▶ _GOAL_: Drop every picture and copy exactly the lines from the one with "Read all visible content and emit it as JSON." through the last line of the listing below.

▶ _DATA EXCERPTS_:
● ● ●

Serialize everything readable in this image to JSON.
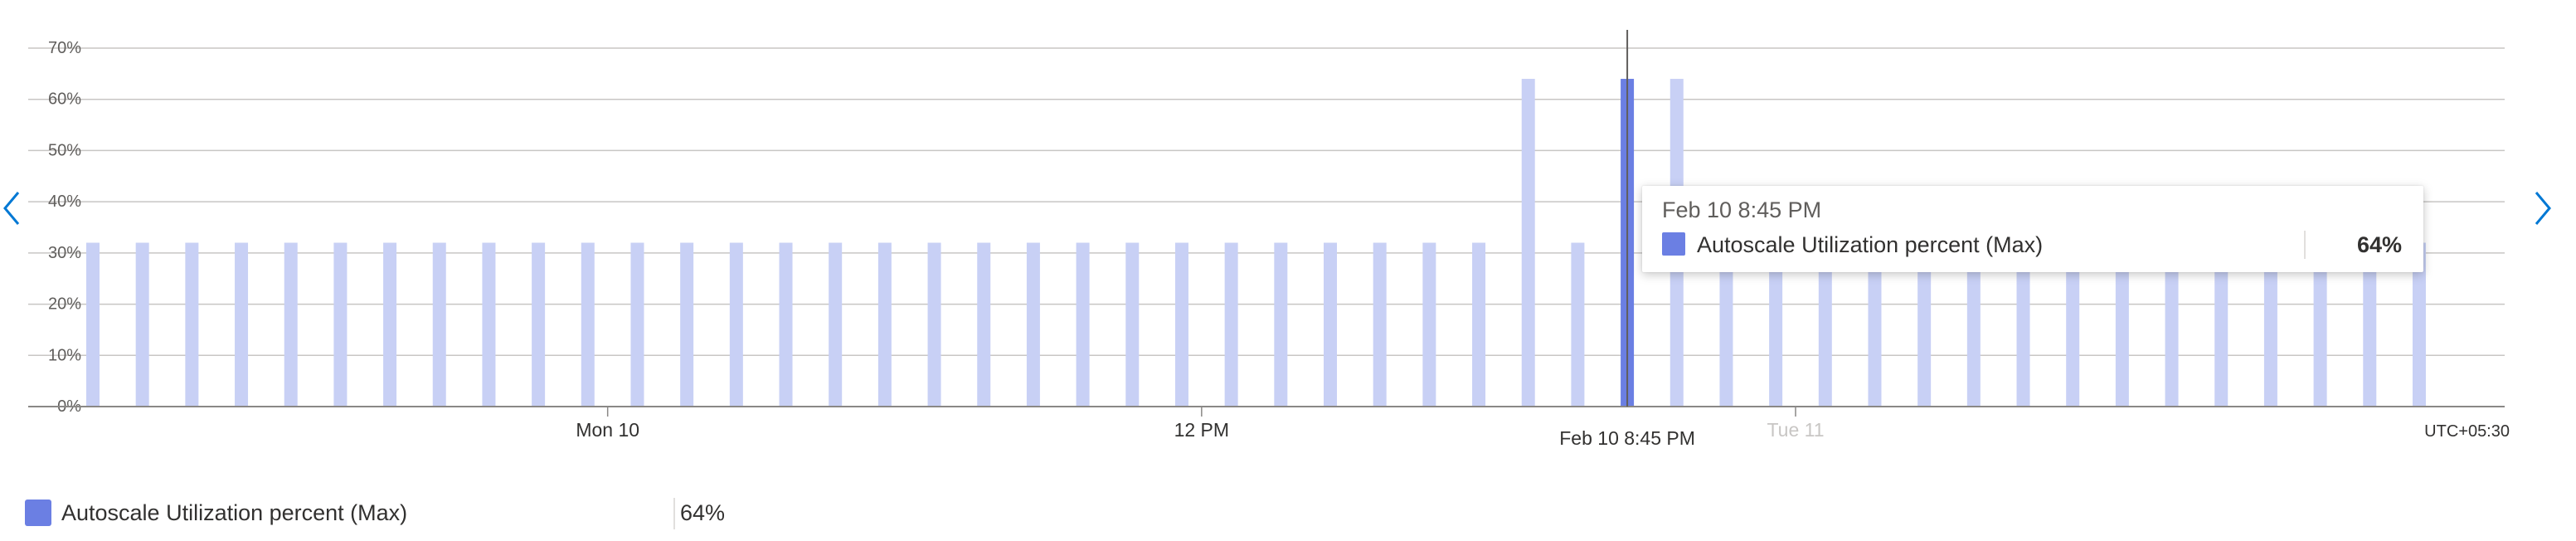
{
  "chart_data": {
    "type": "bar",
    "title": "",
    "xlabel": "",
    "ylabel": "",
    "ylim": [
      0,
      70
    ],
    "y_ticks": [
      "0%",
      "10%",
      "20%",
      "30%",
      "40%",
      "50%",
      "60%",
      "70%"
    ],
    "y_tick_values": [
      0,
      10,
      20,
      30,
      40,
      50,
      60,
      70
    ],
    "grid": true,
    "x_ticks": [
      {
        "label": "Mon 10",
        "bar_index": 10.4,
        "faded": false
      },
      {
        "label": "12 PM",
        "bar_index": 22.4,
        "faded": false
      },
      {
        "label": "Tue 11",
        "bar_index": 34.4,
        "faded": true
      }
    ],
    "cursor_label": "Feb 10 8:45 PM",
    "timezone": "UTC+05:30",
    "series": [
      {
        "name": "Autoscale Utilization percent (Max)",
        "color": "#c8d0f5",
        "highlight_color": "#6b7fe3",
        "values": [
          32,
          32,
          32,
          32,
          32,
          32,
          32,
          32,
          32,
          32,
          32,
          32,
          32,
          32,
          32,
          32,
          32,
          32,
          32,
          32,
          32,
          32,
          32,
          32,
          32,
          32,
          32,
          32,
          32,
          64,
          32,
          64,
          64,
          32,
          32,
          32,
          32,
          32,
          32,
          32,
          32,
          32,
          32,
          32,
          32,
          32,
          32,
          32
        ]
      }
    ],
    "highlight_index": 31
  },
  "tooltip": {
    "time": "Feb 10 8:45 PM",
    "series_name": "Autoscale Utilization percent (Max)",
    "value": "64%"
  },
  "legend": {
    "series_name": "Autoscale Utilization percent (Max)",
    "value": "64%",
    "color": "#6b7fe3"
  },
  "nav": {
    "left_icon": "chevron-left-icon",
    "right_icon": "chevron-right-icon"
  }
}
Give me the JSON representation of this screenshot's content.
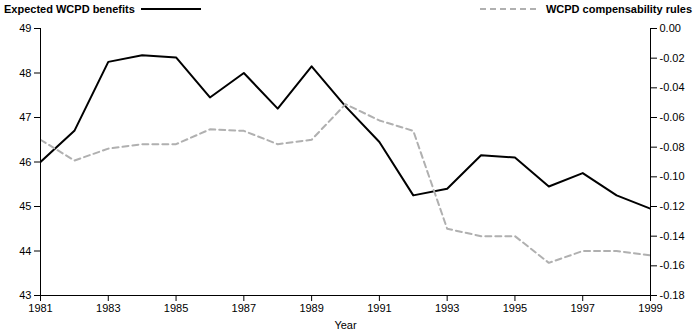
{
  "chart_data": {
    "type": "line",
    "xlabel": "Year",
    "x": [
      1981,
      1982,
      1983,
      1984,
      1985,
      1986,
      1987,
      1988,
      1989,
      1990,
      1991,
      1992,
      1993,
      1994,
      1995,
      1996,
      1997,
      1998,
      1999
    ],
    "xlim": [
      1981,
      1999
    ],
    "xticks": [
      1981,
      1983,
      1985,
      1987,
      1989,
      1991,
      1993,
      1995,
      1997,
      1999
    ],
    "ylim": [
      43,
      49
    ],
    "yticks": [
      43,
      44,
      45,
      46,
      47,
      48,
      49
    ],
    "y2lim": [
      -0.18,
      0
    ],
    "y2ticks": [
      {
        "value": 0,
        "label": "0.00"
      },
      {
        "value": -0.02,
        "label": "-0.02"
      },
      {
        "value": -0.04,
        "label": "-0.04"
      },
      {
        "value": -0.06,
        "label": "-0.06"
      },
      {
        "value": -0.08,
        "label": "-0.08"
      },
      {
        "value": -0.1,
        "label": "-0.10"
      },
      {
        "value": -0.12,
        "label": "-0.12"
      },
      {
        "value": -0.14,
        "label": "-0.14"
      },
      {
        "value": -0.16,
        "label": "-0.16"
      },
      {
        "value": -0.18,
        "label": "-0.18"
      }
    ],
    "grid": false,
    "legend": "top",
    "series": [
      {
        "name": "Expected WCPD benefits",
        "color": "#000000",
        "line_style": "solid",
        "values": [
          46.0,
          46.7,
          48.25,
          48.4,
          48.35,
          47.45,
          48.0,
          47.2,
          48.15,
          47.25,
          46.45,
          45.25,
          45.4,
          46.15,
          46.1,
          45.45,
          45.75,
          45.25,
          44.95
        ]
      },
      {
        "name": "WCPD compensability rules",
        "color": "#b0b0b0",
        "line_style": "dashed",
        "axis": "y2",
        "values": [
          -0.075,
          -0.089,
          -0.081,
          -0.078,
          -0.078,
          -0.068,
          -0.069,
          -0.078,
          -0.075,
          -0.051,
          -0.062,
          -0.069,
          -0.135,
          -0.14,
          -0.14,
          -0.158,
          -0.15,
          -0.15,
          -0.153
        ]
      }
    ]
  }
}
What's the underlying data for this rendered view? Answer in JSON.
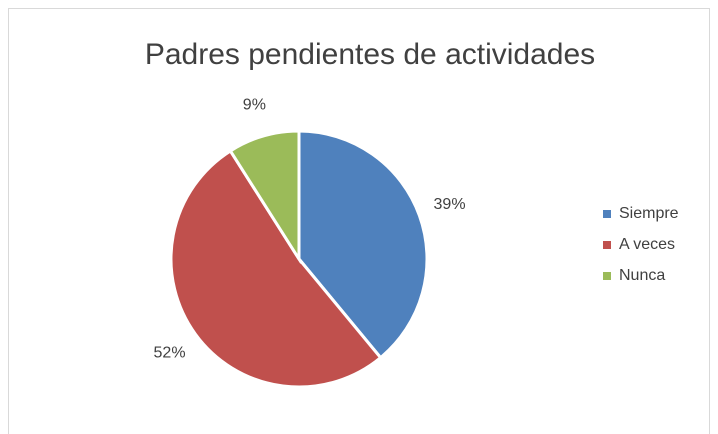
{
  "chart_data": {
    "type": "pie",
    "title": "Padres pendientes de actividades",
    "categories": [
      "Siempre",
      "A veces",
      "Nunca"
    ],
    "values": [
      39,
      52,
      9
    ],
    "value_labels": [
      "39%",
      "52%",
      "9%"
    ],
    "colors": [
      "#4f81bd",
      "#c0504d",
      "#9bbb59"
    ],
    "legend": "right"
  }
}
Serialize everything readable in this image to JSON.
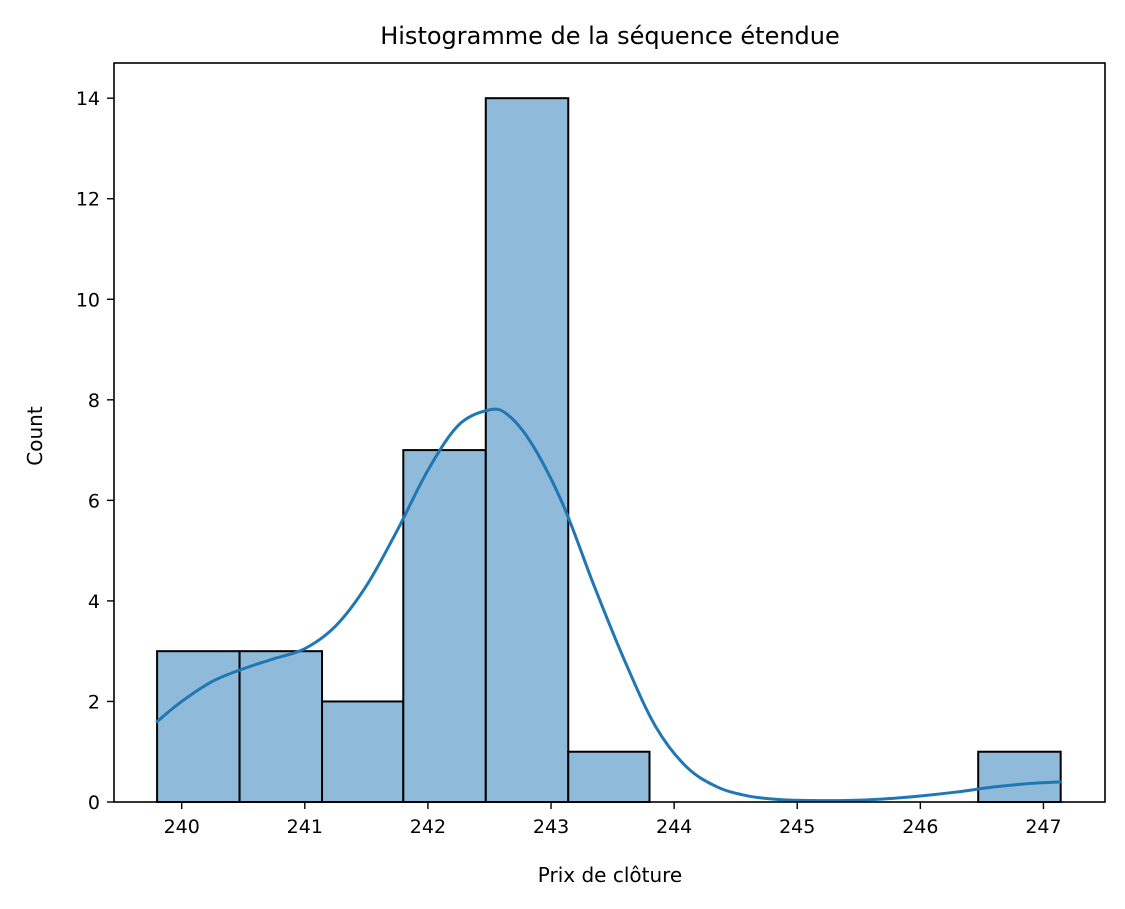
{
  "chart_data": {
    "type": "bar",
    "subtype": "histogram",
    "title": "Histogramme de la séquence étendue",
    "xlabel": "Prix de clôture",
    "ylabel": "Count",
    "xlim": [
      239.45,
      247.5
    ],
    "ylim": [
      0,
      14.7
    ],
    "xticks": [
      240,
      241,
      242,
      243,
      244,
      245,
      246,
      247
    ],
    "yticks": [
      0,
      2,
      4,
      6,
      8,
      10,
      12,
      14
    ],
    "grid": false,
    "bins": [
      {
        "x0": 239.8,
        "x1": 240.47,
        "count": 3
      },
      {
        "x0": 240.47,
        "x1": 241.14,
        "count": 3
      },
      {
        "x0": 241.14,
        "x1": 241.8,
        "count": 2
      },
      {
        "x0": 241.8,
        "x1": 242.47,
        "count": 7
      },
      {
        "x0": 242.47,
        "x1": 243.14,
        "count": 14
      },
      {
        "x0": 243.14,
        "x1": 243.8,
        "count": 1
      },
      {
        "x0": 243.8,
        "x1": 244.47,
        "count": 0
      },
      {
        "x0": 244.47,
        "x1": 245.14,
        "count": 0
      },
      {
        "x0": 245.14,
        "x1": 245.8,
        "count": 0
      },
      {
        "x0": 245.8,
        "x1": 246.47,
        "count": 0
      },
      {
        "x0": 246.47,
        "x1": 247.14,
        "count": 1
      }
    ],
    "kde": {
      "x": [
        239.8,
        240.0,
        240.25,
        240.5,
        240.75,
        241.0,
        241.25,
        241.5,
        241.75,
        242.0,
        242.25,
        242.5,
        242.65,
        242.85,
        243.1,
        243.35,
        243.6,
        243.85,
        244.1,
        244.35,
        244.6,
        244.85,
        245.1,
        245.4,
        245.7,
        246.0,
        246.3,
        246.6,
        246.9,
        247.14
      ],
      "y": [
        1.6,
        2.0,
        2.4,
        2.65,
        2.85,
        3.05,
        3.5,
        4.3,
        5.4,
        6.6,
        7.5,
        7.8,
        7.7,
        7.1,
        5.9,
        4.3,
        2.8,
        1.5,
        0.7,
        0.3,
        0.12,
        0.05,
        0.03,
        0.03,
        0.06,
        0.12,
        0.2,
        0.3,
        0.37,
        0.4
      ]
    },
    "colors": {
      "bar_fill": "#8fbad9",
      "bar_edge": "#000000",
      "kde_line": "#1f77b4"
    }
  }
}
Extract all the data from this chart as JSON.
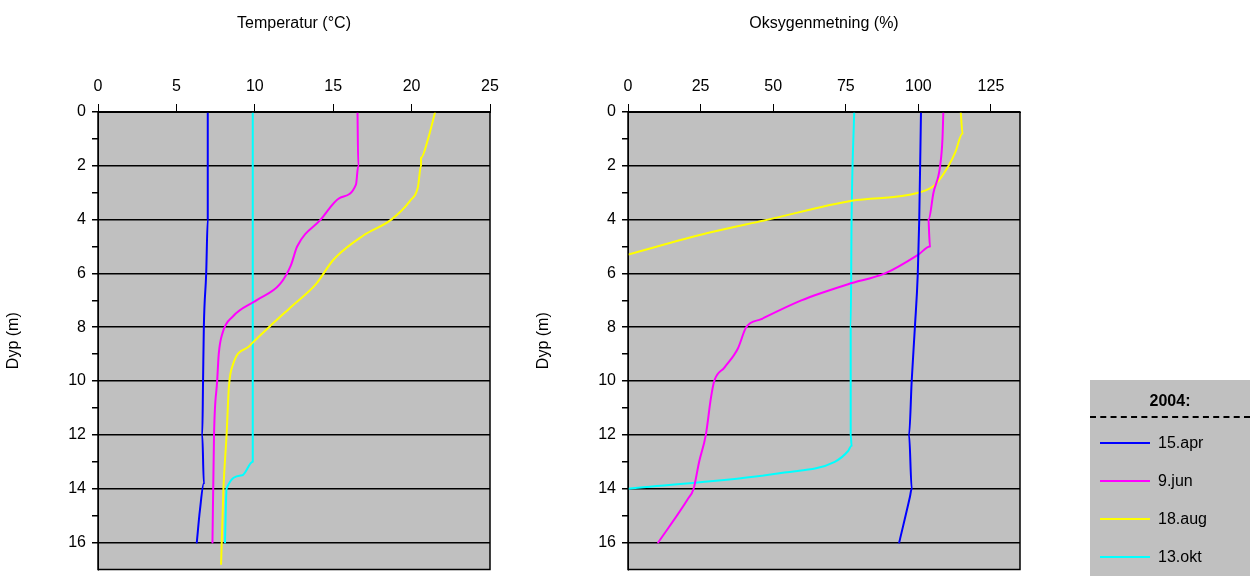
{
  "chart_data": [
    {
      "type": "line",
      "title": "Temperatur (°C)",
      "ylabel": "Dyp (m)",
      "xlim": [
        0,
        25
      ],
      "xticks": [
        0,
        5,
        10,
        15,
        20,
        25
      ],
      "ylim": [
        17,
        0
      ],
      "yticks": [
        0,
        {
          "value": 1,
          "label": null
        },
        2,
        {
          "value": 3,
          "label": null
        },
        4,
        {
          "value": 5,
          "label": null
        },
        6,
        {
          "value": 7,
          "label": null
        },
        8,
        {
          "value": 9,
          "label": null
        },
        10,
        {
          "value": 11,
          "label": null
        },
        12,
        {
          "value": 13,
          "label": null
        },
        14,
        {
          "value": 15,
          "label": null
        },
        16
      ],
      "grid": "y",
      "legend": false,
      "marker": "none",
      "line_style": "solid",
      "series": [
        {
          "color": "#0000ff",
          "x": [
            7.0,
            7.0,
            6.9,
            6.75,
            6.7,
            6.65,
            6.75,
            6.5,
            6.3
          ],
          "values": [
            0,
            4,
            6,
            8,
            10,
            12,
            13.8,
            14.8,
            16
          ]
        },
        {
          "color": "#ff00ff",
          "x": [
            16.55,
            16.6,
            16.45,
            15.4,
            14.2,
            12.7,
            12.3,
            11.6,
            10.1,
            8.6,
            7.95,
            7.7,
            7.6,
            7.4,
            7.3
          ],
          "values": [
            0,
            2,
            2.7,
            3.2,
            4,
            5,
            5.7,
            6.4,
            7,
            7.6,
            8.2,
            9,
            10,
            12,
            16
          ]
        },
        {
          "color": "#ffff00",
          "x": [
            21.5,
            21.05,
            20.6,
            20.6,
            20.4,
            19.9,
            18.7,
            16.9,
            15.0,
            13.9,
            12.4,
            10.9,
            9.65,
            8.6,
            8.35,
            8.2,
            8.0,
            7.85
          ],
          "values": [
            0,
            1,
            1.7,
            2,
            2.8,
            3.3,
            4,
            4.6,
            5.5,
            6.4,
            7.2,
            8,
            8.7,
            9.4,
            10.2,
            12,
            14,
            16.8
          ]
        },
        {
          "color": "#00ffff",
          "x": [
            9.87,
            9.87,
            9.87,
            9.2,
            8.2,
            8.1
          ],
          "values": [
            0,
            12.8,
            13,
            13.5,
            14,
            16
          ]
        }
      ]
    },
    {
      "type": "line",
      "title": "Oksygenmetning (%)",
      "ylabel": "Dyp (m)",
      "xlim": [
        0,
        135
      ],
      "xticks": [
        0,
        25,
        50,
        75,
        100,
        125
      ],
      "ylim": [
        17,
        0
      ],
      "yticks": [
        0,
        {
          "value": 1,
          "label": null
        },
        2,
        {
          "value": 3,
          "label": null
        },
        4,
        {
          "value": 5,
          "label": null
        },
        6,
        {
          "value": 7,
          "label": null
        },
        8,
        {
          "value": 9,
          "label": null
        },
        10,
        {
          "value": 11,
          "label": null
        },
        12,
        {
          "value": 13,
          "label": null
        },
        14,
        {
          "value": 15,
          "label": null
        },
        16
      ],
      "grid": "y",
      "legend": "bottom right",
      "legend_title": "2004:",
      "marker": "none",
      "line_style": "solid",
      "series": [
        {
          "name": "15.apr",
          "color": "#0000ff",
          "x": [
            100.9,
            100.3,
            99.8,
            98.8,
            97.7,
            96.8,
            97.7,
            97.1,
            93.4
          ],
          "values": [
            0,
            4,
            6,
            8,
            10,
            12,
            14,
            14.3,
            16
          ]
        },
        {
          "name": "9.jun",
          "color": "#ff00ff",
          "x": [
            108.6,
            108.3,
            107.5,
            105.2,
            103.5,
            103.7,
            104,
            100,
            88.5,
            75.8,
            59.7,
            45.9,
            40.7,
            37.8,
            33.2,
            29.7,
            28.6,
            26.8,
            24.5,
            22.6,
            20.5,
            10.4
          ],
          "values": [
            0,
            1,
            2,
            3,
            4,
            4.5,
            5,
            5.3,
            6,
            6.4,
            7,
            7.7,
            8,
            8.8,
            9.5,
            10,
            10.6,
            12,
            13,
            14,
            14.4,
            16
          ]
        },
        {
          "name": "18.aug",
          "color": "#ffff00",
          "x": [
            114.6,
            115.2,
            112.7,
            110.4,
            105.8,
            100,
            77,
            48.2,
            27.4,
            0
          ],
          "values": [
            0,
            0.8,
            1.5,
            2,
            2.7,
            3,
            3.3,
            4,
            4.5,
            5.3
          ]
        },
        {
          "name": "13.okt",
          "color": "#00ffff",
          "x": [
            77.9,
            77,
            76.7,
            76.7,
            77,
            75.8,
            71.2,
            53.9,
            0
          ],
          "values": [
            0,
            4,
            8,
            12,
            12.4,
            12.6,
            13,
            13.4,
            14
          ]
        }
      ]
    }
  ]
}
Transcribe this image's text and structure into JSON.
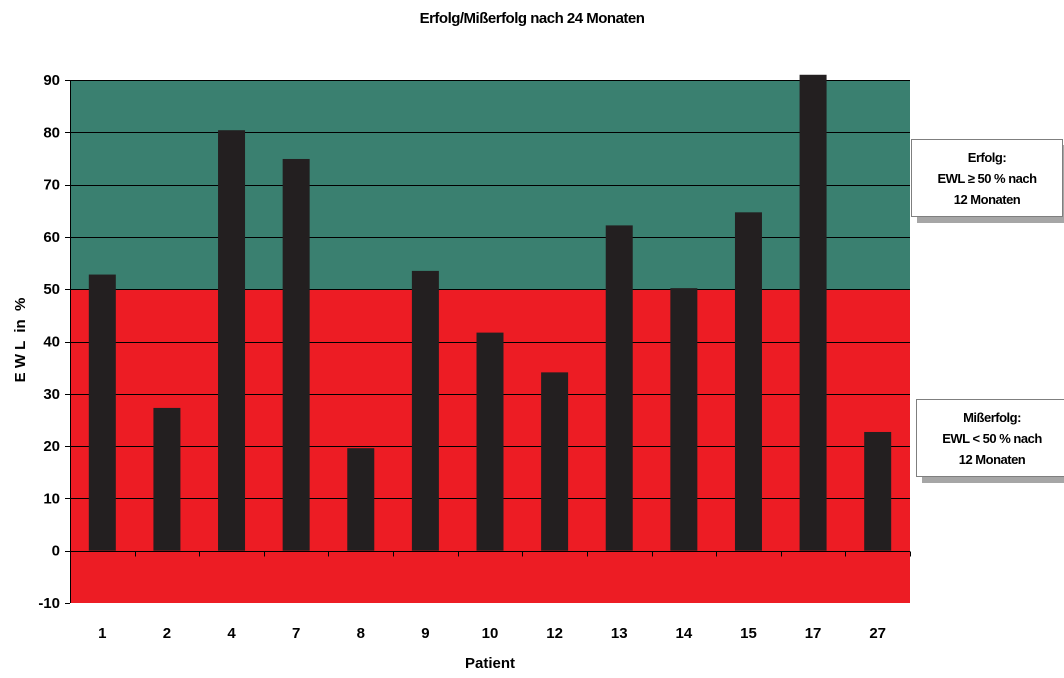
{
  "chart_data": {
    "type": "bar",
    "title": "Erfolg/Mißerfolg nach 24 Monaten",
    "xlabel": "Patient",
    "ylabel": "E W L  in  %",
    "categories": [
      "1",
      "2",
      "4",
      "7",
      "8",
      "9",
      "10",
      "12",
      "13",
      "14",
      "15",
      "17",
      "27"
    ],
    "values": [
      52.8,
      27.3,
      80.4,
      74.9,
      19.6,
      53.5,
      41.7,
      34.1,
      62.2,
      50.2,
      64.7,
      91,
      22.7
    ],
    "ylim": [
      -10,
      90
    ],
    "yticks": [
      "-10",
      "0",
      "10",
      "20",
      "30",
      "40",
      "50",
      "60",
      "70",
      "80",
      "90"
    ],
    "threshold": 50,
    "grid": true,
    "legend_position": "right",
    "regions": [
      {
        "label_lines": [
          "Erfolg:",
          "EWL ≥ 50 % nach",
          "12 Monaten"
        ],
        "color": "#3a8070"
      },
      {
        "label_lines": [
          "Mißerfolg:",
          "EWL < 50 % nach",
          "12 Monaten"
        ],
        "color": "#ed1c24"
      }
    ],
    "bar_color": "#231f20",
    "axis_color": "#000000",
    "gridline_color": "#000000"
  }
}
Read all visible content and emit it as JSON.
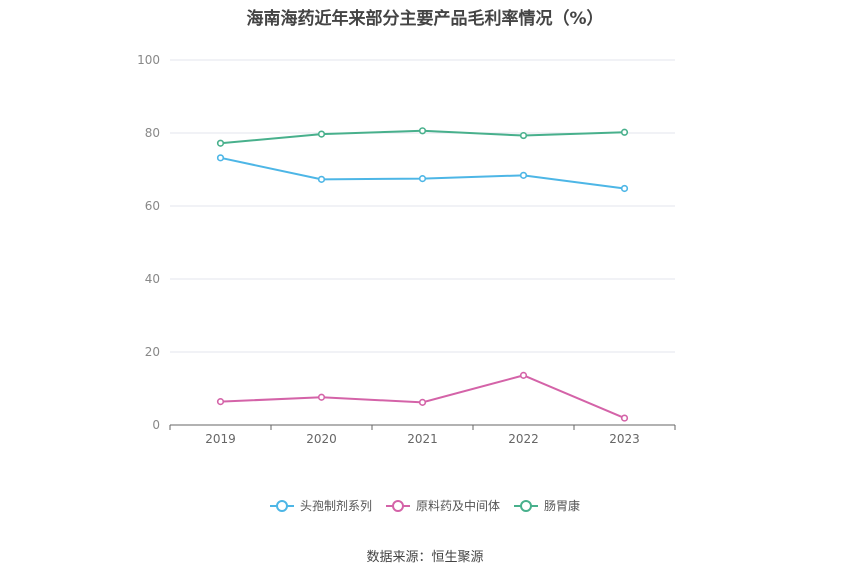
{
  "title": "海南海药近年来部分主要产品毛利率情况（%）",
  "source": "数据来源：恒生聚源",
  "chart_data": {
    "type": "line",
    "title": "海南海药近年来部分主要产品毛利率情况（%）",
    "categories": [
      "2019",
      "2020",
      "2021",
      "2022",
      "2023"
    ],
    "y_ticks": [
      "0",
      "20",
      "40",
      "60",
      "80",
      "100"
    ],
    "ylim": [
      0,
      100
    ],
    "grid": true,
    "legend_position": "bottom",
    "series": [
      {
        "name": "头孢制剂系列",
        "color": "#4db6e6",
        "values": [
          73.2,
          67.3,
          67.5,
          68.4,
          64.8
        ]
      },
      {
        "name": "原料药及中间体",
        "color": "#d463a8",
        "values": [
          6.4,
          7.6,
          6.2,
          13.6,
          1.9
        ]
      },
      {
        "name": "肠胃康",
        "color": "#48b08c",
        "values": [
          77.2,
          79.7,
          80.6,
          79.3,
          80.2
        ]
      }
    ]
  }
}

● ● ●

▶ _SOLUTION FOR THIS EXERCISE_:
Read all visible content and emit it as JSON.
{
  "title": "海南海药近年来部分主要产品毛利率情况（%）",
  "source": "数据来源：恒生聚源",
  "chart_data": {
    "type": "line",
    "title": "海南海药近年来部分主要产品毛利率情况（%）",
    "categories": [
      "2019",
      "2020",
      "2021",
      "2022",
      "2023"
    ],
    "y_ticks": [
      "0",
      "20",
      "40",
      "60",
      "80",
      "100"
    ],
    "ylim": [
      0,
      100
    ],
    "grid": true,
    "legend_position": "bottom",
    "series": [
      {
        "name": "头孢制剂系列",
        "color": "#4db6e6",
        "values": [
          73.2,
          67.3,
          67.5,
          68.4,
          64.8
        ]
      },
      {
        "name": "原料药及中间体",
        "color": "#d463a8",
        "values": [
          6.4,
          7.6,
          6.2,
          13.6,
          1.9
        ]
      },
      {
        "name": "肠胃康",
        "color": "#48b08c",
        "values": [
          77.2,
          79.7,
          80.6,
          79.3,
          80.2
        ]
      }
    ]
  }
}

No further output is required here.